(Structured figure records)
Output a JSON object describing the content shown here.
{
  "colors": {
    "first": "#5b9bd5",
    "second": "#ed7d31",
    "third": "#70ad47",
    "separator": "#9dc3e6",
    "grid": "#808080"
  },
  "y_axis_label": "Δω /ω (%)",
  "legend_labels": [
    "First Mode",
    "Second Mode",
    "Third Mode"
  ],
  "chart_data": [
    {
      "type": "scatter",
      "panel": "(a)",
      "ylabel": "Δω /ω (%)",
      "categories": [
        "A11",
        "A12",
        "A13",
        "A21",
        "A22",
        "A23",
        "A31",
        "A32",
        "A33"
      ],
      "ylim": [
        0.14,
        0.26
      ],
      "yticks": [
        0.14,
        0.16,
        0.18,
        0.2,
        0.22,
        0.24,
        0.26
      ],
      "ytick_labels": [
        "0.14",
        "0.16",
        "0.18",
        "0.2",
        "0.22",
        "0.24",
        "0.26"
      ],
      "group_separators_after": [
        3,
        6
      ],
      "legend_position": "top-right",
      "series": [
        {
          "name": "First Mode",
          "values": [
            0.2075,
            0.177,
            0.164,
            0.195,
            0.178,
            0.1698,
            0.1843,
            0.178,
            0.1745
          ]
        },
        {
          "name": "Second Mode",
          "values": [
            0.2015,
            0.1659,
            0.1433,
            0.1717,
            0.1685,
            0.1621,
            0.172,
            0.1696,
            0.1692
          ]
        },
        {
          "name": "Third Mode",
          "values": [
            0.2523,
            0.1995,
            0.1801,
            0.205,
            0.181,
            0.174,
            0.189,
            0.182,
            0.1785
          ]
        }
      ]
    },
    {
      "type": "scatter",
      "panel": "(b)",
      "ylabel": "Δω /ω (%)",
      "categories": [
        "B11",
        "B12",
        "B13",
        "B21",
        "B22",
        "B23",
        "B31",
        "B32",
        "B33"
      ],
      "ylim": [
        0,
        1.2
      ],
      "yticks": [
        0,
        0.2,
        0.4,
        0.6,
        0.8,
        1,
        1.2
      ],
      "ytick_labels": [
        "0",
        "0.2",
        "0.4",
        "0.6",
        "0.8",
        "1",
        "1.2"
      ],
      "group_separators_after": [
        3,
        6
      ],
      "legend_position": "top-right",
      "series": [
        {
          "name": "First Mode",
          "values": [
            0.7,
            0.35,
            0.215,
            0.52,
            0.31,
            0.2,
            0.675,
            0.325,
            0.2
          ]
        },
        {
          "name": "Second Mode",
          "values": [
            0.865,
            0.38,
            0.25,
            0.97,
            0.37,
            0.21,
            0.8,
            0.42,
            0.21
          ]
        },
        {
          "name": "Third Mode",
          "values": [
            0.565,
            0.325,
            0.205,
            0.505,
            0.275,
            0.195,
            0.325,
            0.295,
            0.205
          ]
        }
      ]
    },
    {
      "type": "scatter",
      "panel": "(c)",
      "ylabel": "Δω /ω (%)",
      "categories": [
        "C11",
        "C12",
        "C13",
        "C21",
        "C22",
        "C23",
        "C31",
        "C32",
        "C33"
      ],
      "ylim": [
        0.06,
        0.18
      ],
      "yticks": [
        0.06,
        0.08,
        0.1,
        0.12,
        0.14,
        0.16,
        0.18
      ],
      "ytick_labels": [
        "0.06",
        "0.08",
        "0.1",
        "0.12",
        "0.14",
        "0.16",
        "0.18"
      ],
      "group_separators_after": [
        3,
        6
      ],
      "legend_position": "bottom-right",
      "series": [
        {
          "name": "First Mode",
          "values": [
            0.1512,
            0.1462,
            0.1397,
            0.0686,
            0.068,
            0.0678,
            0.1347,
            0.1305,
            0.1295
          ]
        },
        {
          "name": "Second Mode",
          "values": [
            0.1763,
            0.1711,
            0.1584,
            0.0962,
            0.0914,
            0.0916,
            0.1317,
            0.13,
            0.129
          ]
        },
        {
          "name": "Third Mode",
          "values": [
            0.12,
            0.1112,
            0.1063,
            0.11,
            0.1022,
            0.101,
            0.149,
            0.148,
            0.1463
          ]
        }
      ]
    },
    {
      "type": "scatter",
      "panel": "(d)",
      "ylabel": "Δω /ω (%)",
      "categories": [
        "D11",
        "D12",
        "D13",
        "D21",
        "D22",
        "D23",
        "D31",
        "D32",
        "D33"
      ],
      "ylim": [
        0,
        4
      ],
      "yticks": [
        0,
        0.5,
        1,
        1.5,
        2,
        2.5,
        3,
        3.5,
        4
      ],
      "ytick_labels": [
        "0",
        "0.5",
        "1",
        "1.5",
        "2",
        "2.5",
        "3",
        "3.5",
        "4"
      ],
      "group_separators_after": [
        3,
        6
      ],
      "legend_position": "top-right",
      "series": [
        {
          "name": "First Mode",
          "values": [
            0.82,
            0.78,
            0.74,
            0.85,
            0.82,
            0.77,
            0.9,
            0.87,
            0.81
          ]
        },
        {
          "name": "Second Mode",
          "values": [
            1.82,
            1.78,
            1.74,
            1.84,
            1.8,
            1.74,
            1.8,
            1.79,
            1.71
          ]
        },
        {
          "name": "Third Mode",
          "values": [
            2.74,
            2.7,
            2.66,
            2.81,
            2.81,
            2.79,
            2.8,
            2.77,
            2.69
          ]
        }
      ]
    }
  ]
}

SHORT TASK:
Copy all the lines, exactly.

ANSWER TO THIS TASK:
Output a JSON object describing the content shown here.
{
  "colors": {
    "first": "#5b9bd5",
    "second": "#ed7d31",
    "third": "#70ad47",
    "separator": "#9dc3e6",
    "grid": "#808080"
  },
  "y_axis_label": "Δω /ω (%)",
  "legend_labels": [
    "First Mode",
    "Second Mode",
    "Third Mode"
  ],
  "chart_data": [
    {
      "type": "scatter",
      "panel": "(a)",
      "ylabel": "Δω /ω (%)",
      "categories": [
        "A11",
        "A12",
        "A13",
        "A21",
        "A22",
        "A23",
        "A31",
        "A32",
        "A33"
      ],
      "ylim": [
        0.14,
        0.26
      ],
      "yticks": [
        0.14,
        0.16,
        0.18,
        0.2,
        0.22,
        0.24,
        0.26
      ],
      "ytick_labels": [
        "0.14",
        "0.16",
        "0.18",
        "0.2",
        "0.22",
        "0.24",
        "0.26"
      ],
      "group_separators_after": [
        3,
        6
      ],
      "legend_position": "top-right",
      "series": [
        {
          "name": "First Mode",
          "values": [
            0.2075,
            0.177,
            0.164,
            0.195,
            0.178,
            0.1698,
            0.1843,
            0.178,
            0.1745
          ]
        },
        {
          "name": "Second Mode",
          "values": [
            0.2015,
            0.1659,
            0.1433,
            0.1717,
            0.1685,
            0.1621,
            0.172,
            0.1696,
            0.1692
          ]
        },
        {
          "name": "Third Mode",
          "values": [
            0.2523,
            0.1995,
            0.1801,
            0.205,
            0.181,
            0.174,
            0.189,
            0.182,
            0.1785
          ]
        }
      ]
    },
    {
      "type": "scatter",
      "panel": "(b)",
      "ylabel": "Δω /ω (%)",
      "categories": [
        "B11",
        "B12",
        "B13",
        "B21",
        "B22",
        "B23",
        "B31",
        "B32",
        "B33"
      ],
      "ylim": [
        0,
        1.2
      ],
      "yticks": [
        0,
        0.2,
        0.4,
        0.6,
        0.8,
        1,
        1.2
      ],
      "ytick_labels": [
        "0",
        "0.2",
        "0.4",
        "0.6",
        "0.8",
        "1",
        "1.2"
      ],
      "group_separators_after": [
        3,
        6
      ],
      "legend_position": "top-right",
      "series": [
        {
          "name": "First Mode",
          "values": [
            0.7,
            0.35,
            0.215,
            0.52,
            0.31,
            0.2,
            0.675,
            0.325,
            0.2
          ]
        },
        {
          "name": "Second Mode",
          "values": [
            0.865,
            0.38,
            0.25,
            0.97,
            0.37,
            0.21,
            0.8,
            0.42,
            0.21
          ]
        },
        {
          "name": "Third Mode",
          "values": [
            0.565,
            0.325,
            0.205,
            0.505,
            0.275,
            0.195,
            0.325,
            0.295,
            0.205
          ]
        }
      ]
    },
    {
      "type": "scatter",
      "panel": "(c)",
      "ylabel": "Δω /ω (%)",
      "categories": [
        "C11",
        "C12",
        "C13",
        "C21",
        "C22",
        "C23",
        "C31",
        "C32",
        "C33"
      ],
      "ylim": [
        0.06,
        0.18
      ],
      "yticks": [
        0.06,
        0.08,
        0.1,
        0.12,
        0.14,
        0.16,
        0.18
      ],
      "ytick_labels": [
        "0.06",
        "0.08",
        "0.1",
        "0.12",
        "0.14",
        "0.16",
        "0.18"
      ],
      "group_separators_after": [
        3,
        6
      ],
      "legend_position": "bottom-right",
      "series": [
        {
          "name": "First Mode",
          "values": [
            0.1512,
            0.1462,
            0.1397,
            0.0686,
            0.068,
            0.0678,
            0.1347,
            0.1305,
            0.1295
          ]
        },
        {
          "name": "Second Mode",
          "values": [
            0.1763,
            0.1711,
            0.1584,
            0.0962,
            0.0914,
            0.0916,
            0.1317,
            0.13,
            0.129
          ]
        },
        {
          "name": "Third Mode",
          "values": [
            0.12,
            0.1112,
            0.1063,
            0.11,
            0.1022,
            0.101,
            0.149,
            0.148,
            0.1463
          ]
        }
      ]
    },
    {
      "type": "scatter",
      "panel": "(d)",
      "ylabel": "Δω /ω (%)",
      "categories": [
        "D11",
        "D12",
        "D13",
        "D21",
        "D22",
        "D23",
        "D31",
        "D32",
        "D33"
      ],
      "ylim": [
        0,
        4
      ],
      "yticks": [
        0,
        0.5,
        1,
        1.5,
        2,
        2.5,
        3,
        3.5,
        4
      ],
      "ytick_labels": [
        "0",
        "0.5",
        "1",
        "1.5",
        "2",
        "2.5",
        "3",
        "3.5",
        "4"
      ],
      "group_separators_after": [
        3,
        6
      ],
      "legend_position": "top-right",
      "series": [
        {
          "name": "First Mode",
          "values": [
            0.82,
            0.78,
            0.74,
            0.85,
            0.82,
            0.77,
            0.9,
            0.87,
            0.81
          ]
        },
        {
          "name": "Second Mode",
          "values": [
            1.82,
            1.78,
            1.74,
            1.84,
            1.8,
            1.74,
            1.8,
            1.79,
            1.71
          ]
        },
        {
          "name": "Third Mode",
          "values": [
            2.74,
            2.7,
            2.66,
            2.81,
            2.81,
            2.79,
            2.8,
            2.77,
            2.69
          ]
        }
      ]
    }
  ]
}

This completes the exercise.